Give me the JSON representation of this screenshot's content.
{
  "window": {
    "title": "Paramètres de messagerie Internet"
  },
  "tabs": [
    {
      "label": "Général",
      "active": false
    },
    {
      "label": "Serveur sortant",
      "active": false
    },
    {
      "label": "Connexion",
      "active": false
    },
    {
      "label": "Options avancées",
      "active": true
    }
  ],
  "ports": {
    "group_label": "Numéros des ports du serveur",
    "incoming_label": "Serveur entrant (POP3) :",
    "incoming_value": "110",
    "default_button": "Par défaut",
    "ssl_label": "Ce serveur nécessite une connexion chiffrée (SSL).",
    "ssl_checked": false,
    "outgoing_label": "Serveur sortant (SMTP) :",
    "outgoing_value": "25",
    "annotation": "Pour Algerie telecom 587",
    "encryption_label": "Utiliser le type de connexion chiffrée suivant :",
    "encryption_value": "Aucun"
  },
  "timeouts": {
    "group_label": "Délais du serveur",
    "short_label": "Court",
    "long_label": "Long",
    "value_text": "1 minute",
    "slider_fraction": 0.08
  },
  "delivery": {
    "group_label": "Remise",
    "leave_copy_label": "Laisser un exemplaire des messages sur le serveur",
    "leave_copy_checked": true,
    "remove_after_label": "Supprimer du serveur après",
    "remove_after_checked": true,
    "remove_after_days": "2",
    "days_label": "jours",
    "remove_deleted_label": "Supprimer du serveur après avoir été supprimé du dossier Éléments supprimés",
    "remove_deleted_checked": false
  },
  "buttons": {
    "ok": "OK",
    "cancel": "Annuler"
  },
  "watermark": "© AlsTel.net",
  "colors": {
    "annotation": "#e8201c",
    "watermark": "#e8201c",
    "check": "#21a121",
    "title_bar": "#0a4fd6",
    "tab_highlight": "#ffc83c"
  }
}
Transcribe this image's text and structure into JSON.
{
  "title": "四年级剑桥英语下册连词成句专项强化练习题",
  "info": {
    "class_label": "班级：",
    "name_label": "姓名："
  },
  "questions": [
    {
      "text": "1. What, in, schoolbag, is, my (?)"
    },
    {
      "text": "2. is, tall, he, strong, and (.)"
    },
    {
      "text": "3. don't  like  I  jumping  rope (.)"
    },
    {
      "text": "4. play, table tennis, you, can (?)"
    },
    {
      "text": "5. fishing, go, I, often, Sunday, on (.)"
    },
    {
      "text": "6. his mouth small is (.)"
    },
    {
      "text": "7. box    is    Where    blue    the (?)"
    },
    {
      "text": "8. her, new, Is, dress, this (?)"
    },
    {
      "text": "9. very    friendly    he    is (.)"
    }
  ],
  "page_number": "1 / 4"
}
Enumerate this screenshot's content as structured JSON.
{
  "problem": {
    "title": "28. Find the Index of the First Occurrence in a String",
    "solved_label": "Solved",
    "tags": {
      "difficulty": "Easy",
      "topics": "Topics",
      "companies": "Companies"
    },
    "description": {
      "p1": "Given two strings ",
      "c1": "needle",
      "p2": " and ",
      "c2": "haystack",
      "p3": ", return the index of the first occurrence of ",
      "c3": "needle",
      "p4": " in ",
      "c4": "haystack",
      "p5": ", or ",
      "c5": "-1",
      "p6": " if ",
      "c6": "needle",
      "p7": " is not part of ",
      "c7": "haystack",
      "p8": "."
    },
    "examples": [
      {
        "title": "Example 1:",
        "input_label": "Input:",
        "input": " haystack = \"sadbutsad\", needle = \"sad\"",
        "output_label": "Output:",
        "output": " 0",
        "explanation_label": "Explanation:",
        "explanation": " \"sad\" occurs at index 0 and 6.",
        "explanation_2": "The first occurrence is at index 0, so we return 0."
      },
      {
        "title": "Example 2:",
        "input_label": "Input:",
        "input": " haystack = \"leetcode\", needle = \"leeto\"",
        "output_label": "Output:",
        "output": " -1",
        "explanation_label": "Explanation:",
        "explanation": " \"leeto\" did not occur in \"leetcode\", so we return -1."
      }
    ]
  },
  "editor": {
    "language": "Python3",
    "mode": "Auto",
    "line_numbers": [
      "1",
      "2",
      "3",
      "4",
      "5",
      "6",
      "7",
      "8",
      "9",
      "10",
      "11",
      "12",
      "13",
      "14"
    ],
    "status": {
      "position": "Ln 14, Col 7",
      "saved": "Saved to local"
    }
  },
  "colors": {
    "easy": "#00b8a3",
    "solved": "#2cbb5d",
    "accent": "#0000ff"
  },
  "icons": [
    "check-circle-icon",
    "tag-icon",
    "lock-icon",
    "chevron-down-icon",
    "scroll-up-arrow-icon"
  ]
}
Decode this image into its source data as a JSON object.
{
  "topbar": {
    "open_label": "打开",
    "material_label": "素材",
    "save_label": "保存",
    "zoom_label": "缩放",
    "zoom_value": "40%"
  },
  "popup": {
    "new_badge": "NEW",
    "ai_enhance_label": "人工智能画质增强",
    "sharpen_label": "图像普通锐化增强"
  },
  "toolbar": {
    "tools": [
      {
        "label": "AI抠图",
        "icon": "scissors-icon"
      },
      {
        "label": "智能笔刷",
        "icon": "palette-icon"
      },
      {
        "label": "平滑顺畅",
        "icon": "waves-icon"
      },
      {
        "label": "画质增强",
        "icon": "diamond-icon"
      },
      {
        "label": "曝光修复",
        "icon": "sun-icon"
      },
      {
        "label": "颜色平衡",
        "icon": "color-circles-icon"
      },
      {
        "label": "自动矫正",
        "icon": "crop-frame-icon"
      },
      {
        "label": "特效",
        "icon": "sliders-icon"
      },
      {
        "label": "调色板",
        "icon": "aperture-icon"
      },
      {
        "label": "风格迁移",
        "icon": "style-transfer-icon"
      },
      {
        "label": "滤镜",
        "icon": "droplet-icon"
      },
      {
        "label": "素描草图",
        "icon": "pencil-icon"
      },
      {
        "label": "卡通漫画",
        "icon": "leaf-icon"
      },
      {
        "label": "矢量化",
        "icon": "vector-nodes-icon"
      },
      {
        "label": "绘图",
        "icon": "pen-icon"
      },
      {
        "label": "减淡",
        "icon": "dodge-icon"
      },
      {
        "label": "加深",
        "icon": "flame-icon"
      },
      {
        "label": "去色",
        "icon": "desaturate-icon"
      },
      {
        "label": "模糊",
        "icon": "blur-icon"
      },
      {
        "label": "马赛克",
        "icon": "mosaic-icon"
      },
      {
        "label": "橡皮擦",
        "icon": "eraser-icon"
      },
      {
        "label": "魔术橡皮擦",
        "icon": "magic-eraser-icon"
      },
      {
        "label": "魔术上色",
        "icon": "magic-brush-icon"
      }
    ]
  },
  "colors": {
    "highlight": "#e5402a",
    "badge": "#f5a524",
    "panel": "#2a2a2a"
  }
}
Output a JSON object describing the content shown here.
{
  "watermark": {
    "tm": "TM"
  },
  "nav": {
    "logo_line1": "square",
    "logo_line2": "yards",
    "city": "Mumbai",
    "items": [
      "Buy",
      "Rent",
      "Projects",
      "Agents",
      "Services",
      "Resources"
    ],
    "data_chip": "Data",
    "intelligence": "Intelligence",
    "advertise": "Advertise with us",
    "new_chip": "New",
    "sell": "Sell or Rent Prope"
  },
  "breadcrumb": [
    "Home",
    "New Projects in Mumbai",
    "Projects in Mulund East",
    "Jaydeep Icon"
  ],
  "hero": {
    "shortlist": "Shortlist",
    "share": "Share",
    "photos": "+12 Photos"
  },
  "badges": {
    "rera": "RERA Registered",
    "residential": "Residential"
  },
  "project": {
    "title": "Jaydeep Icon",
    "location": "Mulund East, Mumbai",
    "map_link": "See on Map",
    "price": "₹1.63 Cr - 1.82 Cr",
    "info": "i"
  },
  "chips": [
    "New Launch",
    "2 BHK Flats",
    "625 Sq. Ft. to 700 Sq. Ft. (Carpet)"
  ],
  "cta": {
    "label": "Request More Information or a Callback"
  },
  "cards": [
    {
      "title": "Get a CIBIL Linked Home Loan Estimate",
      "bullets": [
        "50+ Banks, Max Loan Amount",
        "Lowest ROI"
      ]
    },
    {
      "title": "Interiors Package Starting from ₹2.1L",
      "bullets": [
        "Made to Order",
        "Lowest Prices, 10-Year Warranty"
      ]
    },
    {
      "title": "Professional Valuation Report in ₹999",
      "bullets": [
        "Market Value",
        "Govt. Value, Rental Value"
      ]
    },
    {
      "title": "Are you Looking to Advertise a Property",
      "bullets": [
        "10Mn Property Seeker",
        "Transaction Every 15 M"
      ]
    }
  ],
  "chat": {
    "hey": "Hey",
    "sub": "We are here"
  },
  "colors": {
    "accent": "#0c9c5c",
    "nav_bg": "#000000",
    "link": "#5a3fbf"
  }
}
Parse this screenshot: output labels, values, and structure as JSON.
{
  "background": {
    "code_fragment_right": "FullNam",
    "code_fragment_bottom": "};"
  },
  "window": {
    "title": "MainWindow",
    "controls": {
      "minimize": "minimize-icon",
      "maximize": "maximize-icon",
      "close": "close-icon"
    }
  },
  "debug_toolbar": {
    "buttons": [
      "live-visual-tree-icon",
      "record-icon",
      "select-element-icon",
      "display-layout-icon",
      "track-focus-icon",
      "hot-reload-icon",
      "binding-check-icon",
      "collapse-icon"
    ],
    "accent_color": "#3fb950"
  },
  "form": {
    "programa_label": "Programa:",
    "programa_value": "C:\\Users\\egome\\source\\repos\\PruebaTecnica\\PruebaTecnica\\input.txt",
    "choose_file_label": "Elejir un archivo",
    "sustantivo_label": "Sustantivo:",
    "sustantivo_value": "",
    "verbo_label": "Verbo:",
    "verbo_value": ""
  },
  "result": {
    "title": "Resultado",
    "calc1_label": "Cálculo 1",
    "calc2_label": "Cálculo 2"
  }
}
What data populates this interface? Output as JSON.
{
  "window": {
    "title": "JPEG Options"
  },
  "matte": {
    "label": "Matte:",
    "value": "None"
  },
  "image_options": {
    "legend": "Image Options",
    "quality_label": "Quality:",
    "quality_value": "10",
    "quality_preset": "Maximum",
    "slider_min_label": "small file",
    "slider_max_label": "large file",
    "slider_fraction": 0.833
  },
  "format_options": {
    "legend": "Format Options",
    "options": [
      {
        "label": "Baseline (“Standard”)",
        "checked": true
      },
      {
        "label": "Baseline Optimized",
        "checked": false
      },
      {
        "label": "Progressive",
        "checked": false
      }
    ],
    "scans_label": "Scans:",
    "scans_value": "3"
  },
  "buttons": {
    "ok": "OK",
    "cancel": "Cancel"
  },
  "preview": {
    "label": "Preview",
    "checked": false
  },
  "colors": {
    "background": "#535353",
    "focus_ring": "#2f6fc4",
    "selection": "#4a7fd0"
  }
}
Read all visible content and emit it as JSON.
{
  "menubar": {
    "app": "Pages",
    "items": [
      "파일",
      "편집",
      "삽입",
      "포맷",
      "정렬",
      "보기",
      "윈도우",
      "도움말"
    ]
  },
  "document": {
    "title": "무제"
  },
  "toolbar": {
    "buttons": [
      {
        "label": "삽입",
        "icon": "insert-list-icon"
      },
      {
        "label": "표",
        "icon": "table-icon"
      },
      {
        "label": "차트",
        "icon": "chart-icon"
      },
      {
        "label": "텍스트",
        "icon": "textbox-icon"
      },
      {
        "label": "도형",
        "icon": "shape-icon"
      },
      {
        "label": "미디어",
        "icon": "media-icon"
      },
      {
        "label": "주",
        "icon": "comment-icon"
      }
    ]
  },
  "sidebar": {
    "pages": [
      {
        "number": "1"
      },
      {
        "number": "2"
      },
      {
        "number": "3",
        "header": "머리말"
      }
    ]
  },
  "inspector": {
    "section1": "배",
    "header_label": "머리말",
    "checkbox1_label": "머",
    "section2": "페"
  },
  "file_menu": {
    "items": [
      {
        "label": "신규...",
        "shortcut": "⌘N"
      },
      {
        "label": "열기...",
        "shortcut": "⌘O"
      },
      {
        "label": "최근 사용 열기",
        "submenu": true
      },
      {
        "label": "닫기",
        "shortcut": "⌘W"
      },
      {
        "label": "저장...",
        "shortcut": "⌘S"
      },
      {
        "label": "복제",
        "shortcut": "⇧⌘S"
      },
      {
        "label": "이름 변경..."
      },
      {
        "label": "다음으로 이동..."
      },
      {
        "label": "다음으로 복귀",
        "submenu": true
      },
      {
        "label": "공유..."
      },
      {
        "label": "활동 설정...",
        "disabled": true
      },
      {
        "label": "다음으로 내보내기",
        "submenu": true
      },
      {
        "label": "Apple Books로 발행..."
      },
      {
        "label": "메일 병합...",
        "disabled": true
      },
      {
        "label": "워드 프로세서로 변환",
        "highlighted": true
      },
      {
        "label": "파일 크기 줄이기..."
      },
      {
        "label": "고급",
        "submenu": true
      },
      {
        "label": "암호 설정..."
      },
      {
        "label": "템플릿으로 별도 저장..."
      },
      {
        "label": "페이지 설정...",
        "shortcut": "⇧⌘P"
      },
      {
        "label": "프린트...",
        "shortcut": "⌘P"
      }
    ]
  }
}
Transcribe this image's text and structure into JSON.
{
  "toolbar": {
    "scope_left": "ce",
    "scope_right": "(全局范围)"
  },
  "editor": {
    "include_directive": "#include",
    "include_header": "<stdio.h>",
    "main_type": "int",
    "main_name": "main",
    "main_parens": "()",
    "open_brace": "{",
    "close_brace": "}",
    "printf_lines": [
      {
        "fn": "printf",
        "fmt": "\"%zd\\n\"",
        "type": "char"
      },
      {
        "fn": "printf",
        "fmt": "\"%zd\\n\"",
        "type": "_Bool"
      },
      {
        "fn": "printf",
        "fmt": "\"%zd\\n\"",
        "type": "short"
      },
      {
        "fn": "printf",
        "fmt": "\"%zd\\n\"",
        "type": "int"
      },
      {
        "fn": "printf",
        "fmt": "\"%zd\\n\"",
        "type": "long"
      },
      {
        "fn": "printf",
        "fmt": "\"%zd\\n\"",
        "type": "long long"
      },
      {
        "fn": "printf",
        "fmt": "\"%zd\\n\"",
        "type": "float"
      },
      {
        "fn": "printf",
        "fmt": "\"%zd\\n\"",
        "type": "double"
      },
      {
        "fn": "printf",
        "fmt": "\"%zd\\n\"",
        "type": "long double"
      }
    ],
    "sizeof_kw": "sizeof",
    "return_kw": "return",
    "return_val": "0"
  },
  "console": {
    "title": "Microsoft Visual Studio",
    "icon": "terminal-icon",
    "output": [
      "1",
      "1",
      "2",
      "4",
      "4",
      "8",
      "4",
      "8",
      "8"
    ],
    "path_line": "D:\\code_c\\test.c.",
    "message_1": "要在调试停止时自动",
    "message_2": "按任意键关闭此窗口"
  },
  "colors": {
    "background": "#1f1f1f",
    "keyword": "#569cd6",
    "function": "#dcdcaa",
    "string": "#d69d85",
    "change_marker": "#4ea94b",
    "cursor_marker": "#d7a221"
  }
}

* * * * * * *

Task. From the records above, how many lines include the word "chiffrée"? Only the number is wanted.

Problem solution. 2